**WRITTEN TASK:** Scan the data below and pick out the lines containing the word "noise".
········
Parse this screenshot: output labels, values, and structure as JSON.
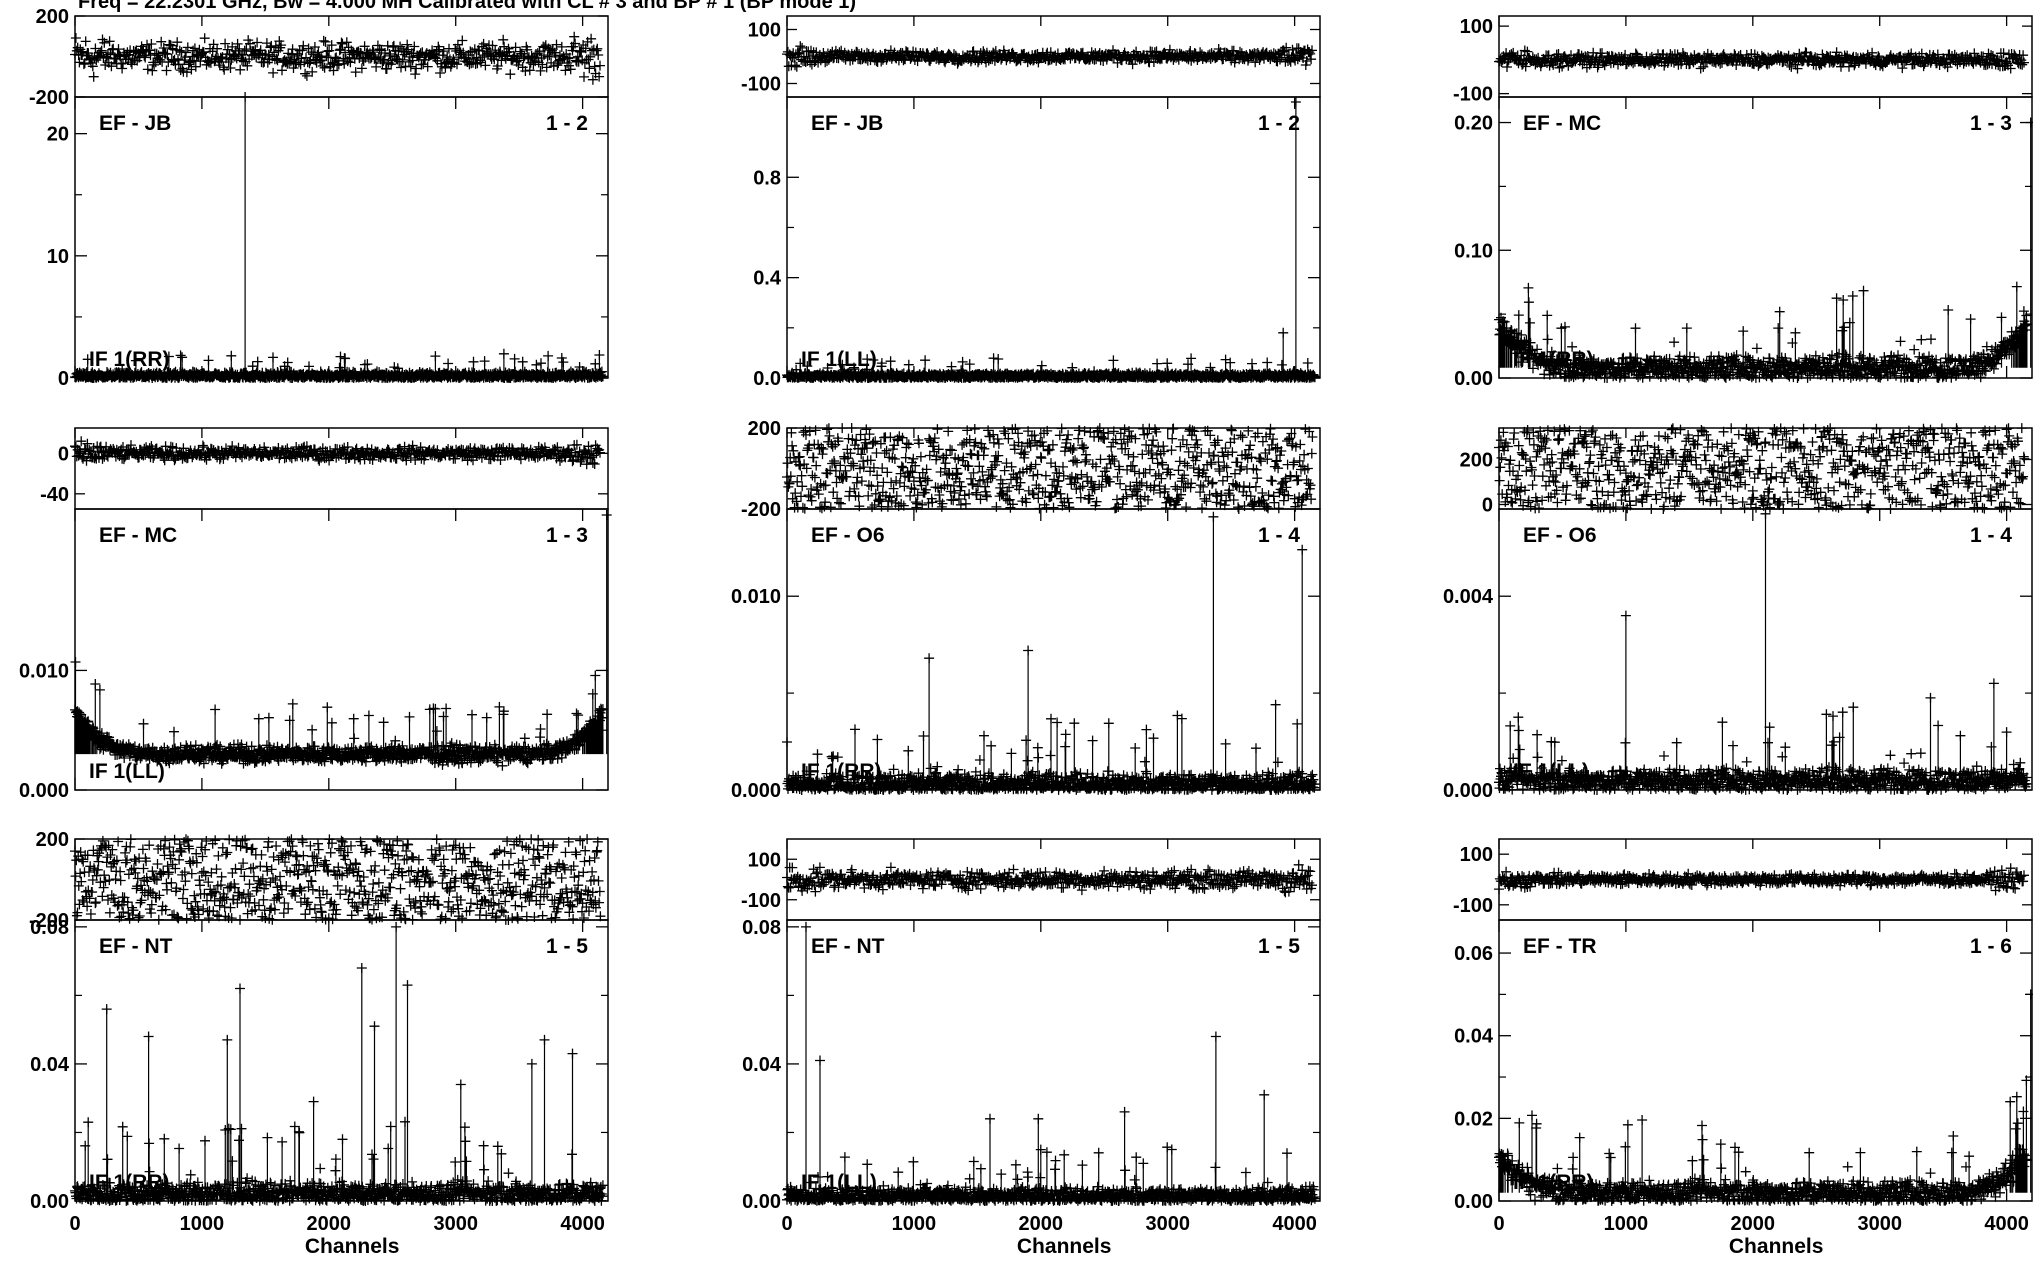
{
  "header": {
    "title": "Freq = 22.2301 GHz, Bw = 4.000 MH   Calibrated with CL # 3 and BP # 1 (BP mode 1)"
  },
  "chart_data": [
    {
      "type": "scatter",
      "baseline": "EF - JB",
      "pair": "1 - 2",
      "polarization": "IF 1(RR)",
      "x_ticks": [
        0,
        1000,
        2000,
        3000,
        4000
      ],
      "xlim": [
        0,
        4200
      ],
      "xlabel": "",
      "phase": {
        "ylim": [
          -200,
          200
        ],
        "ticks": [
          200,
          -200
        ],
        "spread": 130
      },
      "amplitude": {
        "ylim": [
          0,
          23
        ],
        "ticks": [
          {
            "v": 20,
            "l": "20"
          },
          {
            "v": 10,
            "l": "10"
          },
          {
            "v": 0,
            "l": "0"
          }
        ],
        "baseline": 0.18,
        "noise": 0.25,
        "spikes": [
          [
            1340,
            23
          ]
        ],
        "edge_left": 0,
        "edge_right": 0
      }
    },
    {
      "type": "scatter",
      "baseline": "EF - JB",
      "pair": "1 - 2",
      "polarization": "IF 1(LL)",
      "x_ticks": [
        0,
        1000,
        2000,
        3000,
        4000
      ],
      "xlim": [
        0,
        4200
      ],
      "xlabel": "",
      "phase": {
        "ylim": [
          -150,
          150
        ],
        "ticks": [
          100,
          -100
        ],
        "spread": 40
      },
      "amplitude": {
        "ylim": [
          0,
          1.12
        ],
        "ticks": [
          {
            "v": 0.8,
            "l": "0.8"
          },
          {
            "v": 0.4,
            "l": "0.4"
          },
          {
            "v": 0.0,
            "l": "0.0"
          }
        ],
        "baseline": 0.008,
        "noise": 0.01,
        "spikes": [
          [
            3910,
            0.18
          ],
          [
            4010,
            1.1
          ]
        ],
        "edge_left": 0,
        "edge_right": 0
      }
    },
    {
      "type": "scatter",
      "baseline": "EF - MC",
      "pair": "1 - 3",
      "polarization": "IF 1(RR)",
      "x_ticks": [
        0,
        1000,
        2000,
        3000,
        4000
      ],
      "xlim": [
        0,
        4200
      ],
      "xlabel": "",
      "phase": {
        "ylim": [
          -110,
          130
        ],
        "ticks": [
          100,
          -100
        ],
        "spread": 35
      },
      "amplitude": {
        "ylim": [
          0,
          0.22
        ],
        "ticks": [
          {
            "v": 0.2,
            "l": "0.20"
          },
          {
            "v": 0.1,
            "l": "0.10"
          },
          {
            "v": 0.0,
            "l": "0.00"
          }
        ],
        "baseline": 0.008,
        "noise": 0.008,
        "spikes": [
          [
            4190,
            0.2
          ]
        ],
        "edge_left": 0.05,
        "edge_right": 0.05
      }
    },
    {
      "type": "scatter",
      "baseline": "EF - MC",
      "pair": "1 - 3",
      "polarization": "IF 1(LL)",
      "x_ticks": [
        0,
        1000,
        2000,
        3000,
        4000
      ],
      "xlim": [
        0,
        4200
      ],
      "xlabel": "",
      "phase": {
        "ylim": [
          -55,
          25
        ],
        "ticks": [
          {
            "v": 0,
            "l": "0"
          },
          {
            "v": -40,
            "l": "-40"
          }
        ],
        "spread": 12
      },
      "amplitude": {
        "ylim": [
          0,
          0.0235
        ],
        "ticks": [
          {
            "v": 0.01,
            "l": "0.010"
          },
          {
            "v": 0.0,
            "l": "0.000"
          }
        ],
        "baseline": 0.003,
        "noise": 0.0006,
        "spikes": [
          [
            4190,
            0.023
          ]
        ],
        "edge_left": 0.005,
        "edge_right": 0.005
      }
    },
    {
      "type": "scatter",
      "baseline": "EF - O6",
      "pair": "1 - 4",
      "polarization": "IF 1(RR)",
      "x_ticks": [
        0,
        1000,
        2000,
        3000,
        4000
      ],
      "xlim": [
        0,
        4200
      ],
      "xlabel": "",
      "phase": {
        "ylim": [
          -200,
          200
        ],
        "ticks": [
          200,
          -200
        ],
        "spread": 200
      },
      "amplitude": {
        "ylim": [
          0,
          0.0145
        ],
        "ticks": [
          {
            "v": 0.01,
            "l": "0.010"
          },
          {
            "v": 0.0,
            "l": "0.000"
          }
        ],
        "baseline": 0.0003,
        "noise": 0.0005,
        "spikes": [
          [
            1120,
            0.0068
          ],
          [
            1900,
            0.0072
          ],
          [
            3360,
            0.0141
          ],
          [
            4060,
            0.0124
          ],
          [
            3850,
            0.0044
          ]
        ],
        "edge_left": 0,
        "edge_right": 0
      }
    },
    {
      "type": "scatter",
      "baseline": "EF - O6",
      "pair": "1 - 4",
      "polarization": "IF 1(LL)",
      "x_ticks": [
        0,
        1000,
        2000,
        3000,
        4000
      ],
      "xlim": [
        0,
        4200
      ],
      "xlabel": "",
      "phase": {
        "ylim": [
          -20,
          340
        ],
        "ticks": [
          {
            "v": 200,
            "l": "200"
          },
          {
            "v": 0,
            "l": "0"
          }
        ],
        "spread": 180
      },
      "amplitude": {
        "ylim": [
          0,
          0.0058
        ],
        "ticks": [
          {
            "v": 0.004,
            "l": "0.004"
          },
          {
            "v": 0.0,
            "l": "0.000"
          }
        ],
        "baseline": 0.0002,
        "noise": 0.0002,
        "spikes": [
          [
            1000,
            0.0036
          ],
          [
            2100,
            0.0057
          ],
          [
            1760,
            0.0014
          ],
          [
            3900,
            0.0022
          ],
          [
            3400,
            0.0019
          ]
        ],
        "edge_left": 0,
        "edge_right": 0
      }
    },
    {
      "type": "scatter",
      "baseline": "EF - NT",
      "pair": "1 - 5",
      "polarization": "IF 1(RR)",
      "x_ticks": [
        0,
        1000,
        2000,
        3000,
        4000
      ],
      "xlim": [
        0,
        4200
      ],
      "xlabel": "Channels",
      "phase": {
        "ylim": [
          -200,
          200
        ],
        "ticks": [
          200,
          -200
        ],
        "spread": 200
      },
      "amplitude": {
        "ylim": [
          0,
          0.082
        ],
        "ticks": [
          {
            "v": 0.08,
            "l": "0.08"
          },
          {
            "v": 0.04,
            "l": "0.04"
          },
          {
            "v": 0.0,
            "l": "0.00"
          }
        ],
        "baseline": 0.002,
        "noise": 0.003,
        "spikes": [
          [
            250,
            0.056
          ],
          [
            580,
            0.048
          ],
          [
            1300,
            0.062
          ],
          [
            1200,
            0.047
          ],
          [
            2260,
            0.068
          ],
          [
            2360,
            0.051
          ],
          [
            2530,
            0.08
          ],
          [
            2620,
            0.063
          ],
          [
            3700,
            0.047
          ],
          [
            3920,
            0.043
          ],
          [
            3600,
            0.04
          ],
          [
            3040,
            0.034
          ],
          [
            1880,
            0.029
          ]
        ],
        "edge_left": 0,
        "edge_right": 0
      }
    },
    {
      "type": "scatter",
      "baseline": "EF - NT",
      "pair": "1 - 5",
      "polarization": "IF 1(LL)",
      "x_ticks": [
        0,
        1000,
        2000,
        3000,
        4000
      ],
      "xlim": [
        0,
        4200
      ],
      "xlabel": "Channels",
      "phase": {
        "ylim": [
          -200,
          200
        ],
        "ticks": [
          100,
          -100
        ],
        "spread": 80
      },
      "amplitude": {
        "ylim": [
          0,
          0.082
        ],
        "ticks": [
          {
            "v": 0.08,
            "l": "0.08"
          },
          {
            "v": 0.04,
            "l": "0.04"
          },
          {
            "v": 0.0,
            "l": "0.00"
          }
        ],
        "baseline": 0.0015,
        "noise": 0.002,
        "spikes": [
          [
            150,
            0.08
          ],
          [
            260,
            0.041
          ],
          [
            3380,
            0.048
          ],
          [
            3760,
            0.031
          ],
          [
            2660,
            0.026
          ],
          [
            1600,
            0.024
          ],
          [
            1980,
            0.024
          ]
        ],
        "edge_left": 0,
        "edge_right": 0
      }
    },
    {
      "type": "scatter",
      "baseline": "EF - TR",
      "pair": "1 - 6",
      "polarization": "IF 1(RR)",
      "x_ticks": [
        0,
        1000,
        2000,
        3000,
        4000
      ],
      "xlim": [
        0,
        4200
      ],
      "xlabel": "Channels",
      "phase": {
        "ylim": [
          -160,
          160
        ],
        "ticks": [
          100,
          -100
        ],
        "spread": 40
      },
      "amplitude": {
        "ylim": [
          0,
          0.068
        ],
        "ticks": [
          {
            "v": 0.06,
            "l": "0.06"
          },
          {
            "v": 0.04,
            "l": "0.04"
          },
          {
            "v": 0.02,
            "l": "0.02"
          },
          {
            "v": 0.0,
            "l": "0.00"
          }
        ],
        "baseline": 0.002,
        "noise": 0.0025,
        "spikes": [
          [
            4190,
            0.05
          ]
        ],
        "edge_left": 0.013,
        "edge_right": 0.014
      }
    }
  ]
}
········
**OUTPUT BELOW:**
        "noise": 0.25,
        "noise": 0.01,
        "noise": 0.008,
        "noise": 0.0006,
        "noise": 0.0005,
        "noise": 0.0002,
        "noise": 0.003,
        "noise": 0.002,
        "noise": 0.0025,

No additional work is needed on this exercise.